▶ _CONSIGNE A_
Recopiez à l'identique les lignes des enregistrements, de celle qui contient "profile-lines [167,368,270,460]" jusqu'à celle qui contient "param-row: hmE 110.0 [3,333,111,347]", ces deux lignes comprises.

▶ _EXTRAIT CITÉ_
........
Oui c’est une question vive, c’est une question à laquelle beaucoup parmi nous se sont attelé.es et continuent à s’atteler ; il y a une fascination de la littérature mais il y a dans nos traditions disciplinaires une méfiance affichée ; on doit tenir un équilibre instable entre les deux. Je suis fondamentalement historien, je ne suis pas auteur littéraire donc j’utilise des outils auxquels je tiens et qui comptent pour moi : une attention aux sources, une attention aux archives, une attention aux contextes dans lesquels s’inscrivent les textes auxquels je réfléchis, y compris les textes littéraires ; Thomas More c’est le début du XVIe siècle : on ne peut pas faire l’économie de cela ; Apollinaire c’est l’orée du XXe ; donc de manière assez bricolée, toujours recommencée, j’essaie de cheminer avec la littérature dans le cadre d’un projet qui est effectivement un projet référencé. On ne peut pas mettre sur le même plan le Thomas More de 1516 et le Robert Owen du début du XIXe siècle ou bien l’entreprise du Bauhaus dans l’Allemagne du début du XXe.
........
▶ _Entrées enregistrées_
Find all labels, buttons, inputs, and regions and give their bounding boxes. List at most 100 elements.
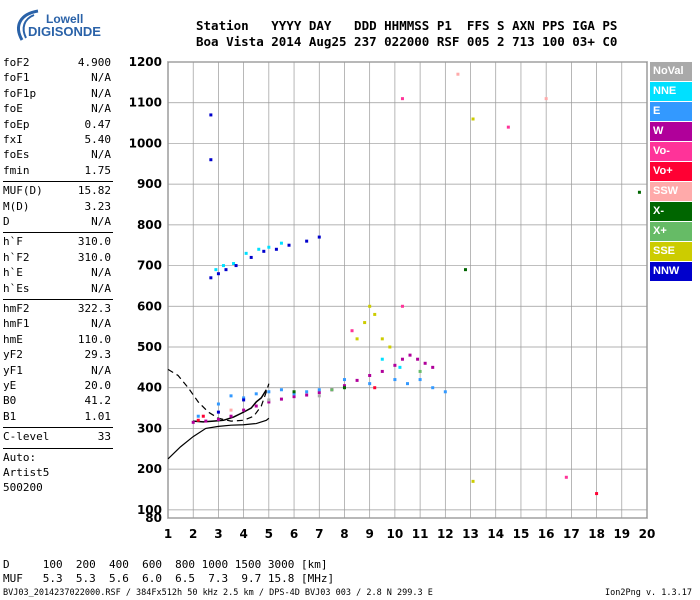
profile-lines [167,368,270,460]
x-tick-label: 7 [315,527,323,541]
param-row: foF1 N/A [3,71,111,85]
legend-sse: SSE [650,242,692,261]
param-value: 15.82 [77,184,111,198]
echo-point [292,395,296,399]
echo-point [292,392,296,396]
echo-point [595,492,599,496]
param-key: fmin [3,163,30,177]
param-row: h`F 310.0 [3,235,111,249]
echo-point [400,97,404,101]
param-value: N/A [91,102,111,116]
param-value: 1.01 [84,409,112,423]
param-value: 322.3 [77,302,111,315]
echo-point [564,475,568,479]
param-key: foEp [3,117,30,131]
echo-point [204,419,208,423]
x-tick-label: 13 [462,527,479,541]
auto-line: Auto: [3,450,37,464]
echo-point [216,410,220,414]
param-row: h`Es N/A [3,282,111,296]
param-key: B1 [3,409,17,423]
echo-point [242,396,246,400]
param-value: N/A [91,215,111,228]
param-row: hmF2 322.3 [3,302,111,316]
param-key: C-level [3,430,50,444]
param-row: hmE 110.0 [3,333,111,347]
echo-point [544,97,548,101]
echo-point [254,392,258,396]
y-tick-label: 200 [137,462,162,476]
echo-point [443,390,447,394]
echo-point [406,382,409,386]
echo-point [342,384,346,388]
x-tick-labels: 1 2 3 4 5 6 7 8 9 10 11 12 13 14 15 16 17 18 19 20 [164,527,656,541]
x-tick-label: 4 [239,527,247,541]
echo-point [393,363,397,367]
x-tick-label: 19 [613,527,630,541]
version-info: Ion2Png v. 1.3.17 [605,588,692,598]
param-key: h`E [3,266,23,280]
echo-point [279,241,283,245]
echo-point [229,394,233,398]
echo-point [209,113,213,117]
y-tick-label: 1100 [129,96,162,110]
echo-point [423,361,427,365]
legend-x-: X- [650,202,692,221]
echo-point [244,251,248,255]
station-header: Station YYYY DAY DDD HHMMSS P1 FFS S AXN… [196,18,617,50]
y-tick-label: 800 [137,218,162,232]
param-key: foF2 [3,56,30,69]
param-separator [3,427,113,429]
file-info: BVJ03_2014237022000.RSF / 384Fx512h 50 k… [3,588,433,598]
echo-point [279,388,283,392]
echo-point [418,369,422,373]
echo-point [267,245,271,249]
param-separator [3,181,113,183]
echo-point [431,365,435,369]
y-tick-label: 400 [137,381,162,395]
muf-table: D 100 200 400 600 800 1000 1500 3000 [km… [3,558,334,586]
param-key: D [3,215,10,228]
legend-x-: X+ [650,222,692,241]
echo-point [221,264,225,268]
echo-point [388,345,392,349]
echo-point [196,418,200,422]
echo-point [242,408,246,412]
echo-point [317,394,321,398]
param-key: yF1 [3,363,23,377]
param-key: MUF(D) [3,184,43,198]
x-tick-label: 18 [588,527,605,541]
echo-point [224,268,228,272]
echo-point [262,249,266,253]
echo-point [373,386,377,390]
param-key: foF1p [3,86,37,100]
x-tick-label: 11 [412,527,429,541]
param-value: 5.40 [84,133,112,146]
echo-point [305,393,309,397]
x-tick-label: 20 [639,527,656,541]
distance-row: D 100 200 400 600 800 1000 1500 3000 [km… [3,558,328,571]
param-key: yF2 [3,348,23,362]
echo-point [380,369,384,373]
echo-point [463,268,467,272]
echo-point [373,312,377,316]
legend-vo-: Vo- [650,142,692,161]
echo-point [350,329,354,333]
echo-point [292,390,296,394]
param-key: M(D) [3,199,30,213]
echo-point [317,388,321,392]
echo-point [355,378,359,382]
y-tick-label: 300 [137,421,162,435]
param-row: hmF1 N/A [3,317,111,331]
echo-point [279,397,283,401]
param-key: B0 [3,394,17,408]
param-value: 33 [97,430,111,444]
param-separator [3,299,113,300]
clevel-row: C-level 33 [3,430,111,444]
auto-line: Artist5 [3,466,50,479]
y-tick-label: 500 [137,340,162,354]
param-value: N/A [91,363,111,377]
echo-point [196,414,200,418]
echo-points [191,72,641,496]
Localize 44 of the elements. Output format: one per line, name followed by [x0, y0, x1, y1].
........
▶ _CONSIGNE B_
Répondez à ces questions sur l'extrait cité :
(i) Quel métier l'auteur dit-il exercer fondamentalement ?
(ii) À quelle époque l'extrait situe-t-il Thomas More ?
(iii) Dans quel pays et à quelle époque l'extrait place-t-il l'entreprise du Bauhaus ?

▶ _RÉSULTAT FINAL A_
profile-lines [167,368,270,460]
x-tick-label: 7 [315,527,323,541]
param-row: foF1 N/A [3,71,111,85]
legend-sse: SSE [650,242,692,261]
param-value: 15.82 [77,184,111,198]
echo-point [292,395,296,399]
echo-point [292,392,296,396]
echo-point [595,492,599,496]
param-key: fmin [3,163,30,177]
param-row: h`F 310.0 [3,235,111,249]
echo-point [400,97,404,101]
param-value: N/A [91,102,111,116]
param-value: 1.01 [84,409,112,423]
param-value: 322.3 [77,302,111,315]
echo-point [564,475,568,479]
param-key: foEp [3,117,30,131]
echo-point [204,419,208,423]
x-tick-label: 13 [462,527,479,541]
auto-line: Auto: [3,450,37,464]
echo-point [216,410,220,414]
param-row: h`Es N/A [3,282,111,296]
param-key: B1 [3,409,17,423]
echo-point [242,396,246,400]
param-value: N/A [91,215,111,228]
param-row: hmF2 322.3 [3,302,111,316]
param-key: C-level [3,430,50,444]
param-row: hmE 110.0 [3,333,111,347]

▶ _RÉSULTAT FINAL B_
(i) Historien.
(ii) Au début du XVIe siècle.
(iii) En Allemagne, au début du XXe siècle.